** Description of the task **
Scan the data below. Pull out each line where "caracteres" occurs.

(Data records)
▶
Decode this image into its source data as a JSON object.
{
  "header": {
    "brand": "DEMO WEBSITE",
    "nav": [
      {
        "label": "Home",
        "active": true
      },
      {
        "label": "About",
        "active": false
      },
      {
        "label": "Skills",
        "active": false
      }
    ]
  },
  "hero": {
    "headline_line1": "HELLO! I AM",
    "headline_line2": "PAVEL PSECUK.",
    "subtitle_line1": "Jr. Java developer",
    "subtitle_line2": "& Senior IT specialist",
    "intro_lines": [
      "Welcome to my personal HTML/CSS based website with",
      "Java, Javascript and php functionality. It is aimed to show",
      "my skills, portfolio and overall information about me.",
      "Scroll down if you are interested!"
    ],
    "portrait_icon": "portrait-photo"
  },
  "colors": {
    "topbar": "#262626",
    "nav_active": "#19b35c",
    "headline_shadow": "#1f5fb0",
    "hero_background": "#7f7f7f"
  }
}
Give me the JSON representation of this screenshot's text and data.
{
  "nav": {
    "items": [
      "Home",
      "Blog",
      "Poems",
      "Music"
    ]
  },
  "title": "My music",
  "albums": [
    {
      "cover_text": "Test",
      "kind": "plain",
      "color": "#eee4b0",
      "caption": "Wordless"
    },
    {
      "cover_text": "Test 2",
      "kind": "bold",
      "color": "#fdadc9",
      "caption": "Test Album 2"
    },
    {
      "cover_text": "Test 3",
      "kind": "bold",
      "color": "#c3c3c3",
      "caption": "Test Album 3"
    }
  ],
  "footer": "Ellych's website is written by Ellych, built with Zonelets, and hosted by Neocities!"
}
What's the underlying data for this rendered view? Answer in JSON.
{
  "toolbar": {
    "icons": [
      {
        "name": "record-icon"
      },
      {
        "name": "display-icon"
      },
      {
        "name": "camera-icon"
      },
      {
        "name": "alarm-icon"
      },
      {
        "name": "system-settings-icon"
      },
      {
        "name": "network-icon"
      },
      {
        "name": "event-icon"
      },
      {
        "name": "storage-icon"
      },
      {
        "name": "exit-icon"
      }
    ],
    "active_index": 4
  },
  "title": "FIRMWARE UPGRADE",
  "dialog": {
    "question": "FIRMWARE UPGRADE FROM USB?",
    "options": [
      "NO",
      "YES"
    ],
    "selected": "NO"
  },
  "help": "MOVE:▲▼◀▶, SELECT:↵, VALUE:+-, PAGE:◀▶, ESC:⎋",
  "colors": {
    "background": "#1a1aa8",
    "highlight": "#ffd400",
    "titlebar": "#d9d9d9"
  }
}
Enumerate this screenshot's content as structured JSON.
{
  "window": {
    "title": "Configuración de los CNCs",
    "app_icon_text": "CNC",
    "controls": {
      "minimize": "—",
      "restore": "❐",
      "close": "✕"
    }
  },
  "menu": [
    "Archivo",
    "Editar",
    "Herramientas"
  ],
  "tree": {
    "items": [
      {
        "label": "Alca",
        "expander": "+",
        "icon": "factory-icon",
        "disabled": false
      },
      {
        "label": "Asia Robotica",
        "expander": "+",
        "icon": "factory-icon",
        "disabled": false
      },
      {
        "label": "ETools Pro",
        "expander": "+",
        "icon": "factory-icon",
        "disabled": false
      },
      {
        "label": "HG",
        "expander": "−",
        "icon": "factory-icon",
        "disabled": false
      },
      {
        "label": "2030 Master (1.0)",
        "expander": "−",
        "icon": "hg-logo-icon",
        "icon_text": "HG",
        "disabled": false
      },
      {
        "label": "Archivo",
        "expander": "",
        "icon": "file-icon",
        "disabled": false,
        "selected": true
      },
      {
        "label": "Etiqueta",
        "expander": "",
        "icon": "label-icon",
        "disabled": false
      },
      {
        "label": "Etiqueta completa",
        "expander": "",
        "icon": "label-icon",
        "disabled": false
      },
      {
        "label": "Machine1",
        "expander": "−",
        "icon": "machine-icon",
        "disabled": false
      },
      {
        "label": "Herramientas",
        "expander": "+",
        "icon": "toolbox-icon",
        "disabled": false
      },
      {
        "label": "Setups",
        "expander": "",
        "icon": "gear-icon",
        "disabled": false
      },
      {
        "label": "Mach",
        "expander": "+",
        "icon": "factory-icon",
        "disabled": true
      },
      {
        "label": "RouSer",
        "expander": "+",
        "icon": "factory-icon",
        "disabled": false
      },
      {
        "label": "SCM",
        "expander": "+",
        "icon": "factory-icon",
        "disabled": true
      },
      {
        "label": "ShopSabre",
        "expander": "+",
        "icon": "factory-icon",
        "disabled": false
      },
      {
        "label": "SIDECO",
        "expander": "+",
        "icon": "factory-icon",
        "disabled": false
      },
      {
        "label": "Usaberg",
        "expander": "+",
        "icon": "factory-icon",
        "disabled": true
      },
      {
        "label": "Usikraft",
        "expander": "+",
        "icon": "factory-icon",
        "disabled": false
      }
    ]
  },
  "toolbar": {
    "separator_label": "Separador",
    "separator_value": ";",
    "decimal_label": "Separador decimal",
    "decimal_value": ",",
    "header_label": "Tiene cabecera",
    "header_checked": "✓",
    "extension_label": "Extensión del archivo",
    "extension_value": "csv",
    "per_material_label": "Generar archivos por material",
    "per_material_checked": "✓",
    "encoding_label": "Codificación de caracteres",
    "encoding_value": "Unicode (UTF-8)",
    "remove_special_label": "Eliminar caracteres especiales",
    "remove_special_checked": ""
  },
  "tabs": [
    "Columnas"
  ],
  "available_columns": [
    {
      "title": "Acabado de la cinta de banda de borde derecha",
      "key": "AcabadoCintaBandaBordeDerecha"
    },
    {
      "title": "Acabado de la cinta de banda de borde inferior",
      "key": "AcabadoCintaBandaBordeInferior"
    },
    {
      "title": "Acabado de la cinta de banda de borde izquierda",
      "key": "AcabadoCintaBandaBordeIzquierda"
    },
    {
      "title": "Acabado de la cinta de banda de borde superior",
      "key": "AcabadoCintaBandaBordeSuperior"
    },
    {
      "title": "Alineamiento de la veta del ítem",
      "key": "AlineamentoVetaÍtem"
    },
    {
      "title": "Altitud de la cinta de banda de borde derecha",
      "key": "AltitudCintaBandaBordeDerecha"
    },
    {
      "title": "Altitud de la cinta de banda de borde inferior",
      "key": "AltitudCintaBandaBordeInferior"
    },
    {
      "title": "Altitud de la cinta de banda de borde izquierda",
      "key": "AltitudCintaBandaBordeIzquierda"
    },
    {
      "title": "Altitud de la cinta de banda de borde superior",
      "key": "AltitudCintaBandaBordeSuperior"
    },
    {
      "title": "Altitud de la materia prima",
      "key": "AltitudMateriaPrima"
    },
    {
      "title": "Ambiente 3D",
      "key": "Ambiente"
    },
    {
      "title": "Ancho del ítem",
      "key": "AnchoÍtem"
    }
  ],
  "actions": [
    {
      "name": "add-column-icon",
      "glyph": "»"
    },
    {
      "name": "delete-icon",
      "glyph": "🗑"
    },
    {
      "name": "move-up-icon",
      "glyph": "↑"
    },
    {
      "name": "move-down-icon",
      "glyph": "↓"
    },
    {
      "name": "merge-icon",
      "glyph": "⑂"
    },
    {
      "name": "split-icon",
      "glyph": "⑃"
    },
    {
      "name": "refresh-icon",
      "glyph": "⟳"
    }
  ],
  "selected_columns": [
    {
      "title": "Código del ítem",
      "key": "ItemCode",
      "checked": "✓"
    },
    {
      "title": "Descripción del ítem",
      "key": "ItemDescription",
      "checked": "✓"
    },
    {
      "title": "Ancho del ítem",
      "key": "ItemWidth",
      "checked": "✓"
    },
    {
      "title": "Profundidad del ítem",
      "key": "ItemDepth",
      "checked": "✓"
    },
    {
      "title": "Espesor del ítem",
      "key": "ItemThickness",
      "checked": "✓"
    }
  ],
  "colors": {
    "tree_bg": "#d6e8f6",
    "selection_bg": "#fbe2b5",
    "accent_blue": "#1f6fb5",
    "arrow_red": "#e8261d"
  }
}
◀
** Answer for this exercise **
    "encoding_label": "Codificación de caracteres",
    "remove_special_label": "Eliminar caracteres especiales",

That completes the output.